(Dataset entries)
◆ ◆ ◆
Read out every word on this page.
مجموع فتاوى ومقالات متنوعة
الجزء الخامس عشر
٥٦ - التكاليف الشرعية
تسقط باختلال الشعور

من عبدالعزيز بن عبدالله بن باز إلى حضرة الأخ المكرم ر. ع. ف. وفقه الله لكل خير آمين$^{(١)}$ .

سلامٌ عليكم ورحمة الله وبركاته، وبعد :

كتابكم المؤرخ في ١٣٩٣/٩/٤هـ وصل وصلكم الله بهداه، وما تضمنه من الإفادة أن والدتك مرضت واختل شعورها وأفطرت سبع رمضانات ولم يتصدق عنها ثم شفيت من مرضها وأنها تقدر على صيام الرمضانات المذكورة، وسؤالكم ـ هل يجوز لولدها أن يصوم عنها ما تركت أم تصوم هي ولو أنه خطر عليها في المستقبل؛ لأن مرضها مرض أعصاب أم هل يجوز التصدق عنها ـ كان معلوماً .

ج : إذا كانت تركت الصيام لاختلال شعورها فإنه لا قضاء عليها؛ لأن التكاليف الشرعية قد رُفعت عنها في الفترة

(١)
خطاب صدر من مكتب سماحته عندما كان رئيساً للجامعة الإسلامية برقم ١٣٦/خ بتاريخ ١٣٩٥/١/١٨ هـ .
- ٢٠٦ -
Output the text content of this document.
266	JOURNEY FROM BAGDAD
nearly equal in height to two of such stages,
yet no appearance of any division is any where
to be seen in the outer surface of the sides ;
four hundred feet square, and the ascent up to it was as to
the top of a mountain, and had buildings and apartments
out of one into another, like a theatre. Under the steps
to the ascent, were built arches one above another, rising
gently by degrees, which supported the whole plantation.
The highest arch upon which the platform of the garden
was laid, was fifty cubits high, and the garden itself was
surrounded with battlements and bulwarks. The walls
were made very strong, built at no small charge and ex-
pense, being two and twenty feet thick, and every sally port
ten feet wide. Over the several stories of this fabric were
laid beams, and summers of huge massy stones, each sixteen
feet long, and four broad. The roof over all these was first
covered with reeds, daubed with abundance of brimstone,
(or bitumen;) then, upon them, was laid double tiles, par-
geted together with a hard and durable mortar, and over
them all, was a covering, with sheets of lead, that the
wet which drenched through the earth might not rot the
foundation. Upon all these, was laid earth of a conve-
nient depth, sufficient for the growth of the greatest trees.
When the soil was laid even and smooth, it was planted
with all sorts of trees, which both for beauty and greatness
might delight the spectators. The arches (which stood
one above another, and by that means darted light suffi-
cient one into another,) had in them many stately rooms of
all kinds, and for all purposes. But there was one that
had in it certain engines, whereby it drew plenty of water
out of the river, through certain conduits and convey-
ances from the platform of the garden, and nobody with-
◆ ◆ ◆
Find the word "this" in the data and show each line that holds it.

Read out every word on this page.
Output the text content of this document.
ten feet wide. Over the several stories of this fabric were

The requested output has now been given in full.